Records supplied
---------------
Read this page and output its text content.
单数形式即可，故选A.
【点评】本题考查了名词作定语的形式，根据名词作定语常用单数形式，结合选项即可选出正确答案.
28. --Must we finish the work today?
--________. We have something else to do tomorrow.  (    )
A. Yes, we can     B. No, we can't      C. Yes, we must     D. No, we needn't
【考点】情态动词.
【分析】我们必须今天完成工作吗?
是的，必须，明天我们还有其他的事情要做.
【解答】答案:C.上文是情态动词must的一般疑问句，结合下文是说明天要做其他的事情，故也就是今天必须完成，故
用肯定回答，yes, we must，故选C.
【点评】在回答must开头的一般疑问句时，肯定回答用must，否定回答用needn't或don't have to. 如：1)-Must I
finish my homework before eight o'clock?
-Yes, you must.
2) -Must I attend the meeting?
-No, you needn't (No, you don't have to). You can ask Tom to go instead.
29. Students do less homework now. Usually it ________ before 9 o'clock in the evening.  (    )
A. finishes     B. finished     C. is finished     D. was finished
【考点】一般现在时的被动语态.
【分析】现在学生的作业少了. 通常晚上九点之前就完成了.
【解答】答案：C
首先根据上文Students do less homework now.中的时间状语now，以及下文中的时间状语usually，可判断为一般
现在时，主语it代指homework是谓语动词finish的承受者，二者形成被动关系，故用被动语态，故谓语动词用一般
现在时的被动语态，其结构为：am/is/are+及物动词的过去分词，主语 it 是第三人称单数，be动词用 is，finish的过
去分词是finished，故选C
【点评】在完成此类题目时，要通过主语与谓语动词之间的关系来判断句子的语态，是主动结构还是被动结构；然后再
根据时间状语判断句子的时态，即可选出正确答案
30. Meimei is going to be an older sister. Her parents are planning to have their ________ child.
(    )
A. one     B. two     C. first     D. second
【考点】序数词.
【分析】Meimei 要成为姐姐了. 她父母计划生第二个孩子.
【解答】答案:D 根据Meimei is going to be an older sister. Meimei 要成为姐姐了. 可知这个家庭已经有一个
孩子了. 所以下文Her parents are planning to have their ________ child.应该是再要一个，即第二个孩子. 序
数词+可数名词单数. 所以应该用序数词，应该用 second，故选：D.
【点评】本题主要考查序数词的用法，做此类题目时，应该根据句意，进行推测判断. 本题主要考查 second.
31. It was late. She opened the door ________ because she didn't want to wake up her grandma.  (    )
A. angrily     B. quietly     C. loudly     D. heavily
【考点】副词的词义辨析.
---------------
Set exercise
The records above need to be transcribed in full. Keep every character unchanged.

Worked answer
Read this page and output its text content.
单数形式即可，故选A.
【点评】本题考查了名词作定语的形式，根据名词作定语常用单数形式，结合选项即可选出正确答案.
28. --Must we finish the work today?
--________. We have something else to do tomorrow.  (    )
A. Yes, we can     B. No, we can't      C. Yes, we must     D. No, we needn't
【考点】情态动词.
【分析】我们必须今天完成工作吗?
是的，必须，明天我们还有其他的事情要做.
【解答】答案:C.上文是情态动词must的一般疑问句，结合下文是说明天要做其他的事情，故也就是今天必须完成，故
用肯定回答，yes, we must，故选C.
【点评】在回答must开头的一般疑问句时，肯定回答用must，否定回答用needn't或don't have to. 如：1)-Must I
finish my homework before eight o'clock?
-Yes, you must.
2) -Must I attend the meeting?
-No, you needn't (No, you don't have to). You can ask Tom to go instead.
29. Students do less homework now. Usually it ________ before 9 o'clock in the evening.  (    )
A. finishes     B. finished     C. is finished     D. was finished
【考点】一般现在时的被动语态.
【分析】现在学生的作业少了. 通常晚上九点之前就完成了.
【解答】答案：C
首先根据上文Students do less homework now.中的时间状语now，以及下文中的时间状语usually，可判断为一般
现在时，主语it代指homework是谓语动词finish的承受者，二者形成被动关系，故用被动语态，故谓语动词用一般
现在时的被动语态，其结构为：am/is/are+及物动词的过去分词，主语 it 是第三人称单数，be动词用 is，finish的过
去分词是finished，故选C
【点评】在完成此类题目时，要通过主语与谓语动词之间的关系来判断句子的语态，是主动结构还是被动结构；然后再
根据时间状语判断句子的时态，即可选出正确答案
30. Meimei is going to be an older sister. Her parents are planning to have their ________ child.
(    )
A. one     B. two     C. first     D. second
【考点】序数词.
【分析】Meimei 要成为姐姐了. 她父母计划生第二个孩子.
【解答】答案:D 根据Meimei is going to be an older sister. Meimei 要成为姐姐了. 可知这个家庭已经有一个
孩子了. 所以下文Her parents are planning to have their ________ child.应该是再要一个，即第二个孩子. 序
数词+可数名词单数. 所以应该用序数词，应该用 second，故选：D.
【点评】本题主要考查序数词的用法，做此类题目时，应该根据句意，进行推测判断. 本题主要考查 second.
31. It was late. She opened the door ________ because she didn't want to wake up her grandma.  (    )
A. angrily     B. quietly     C. loudly     D. heavily
【考点】副词的词义辨析.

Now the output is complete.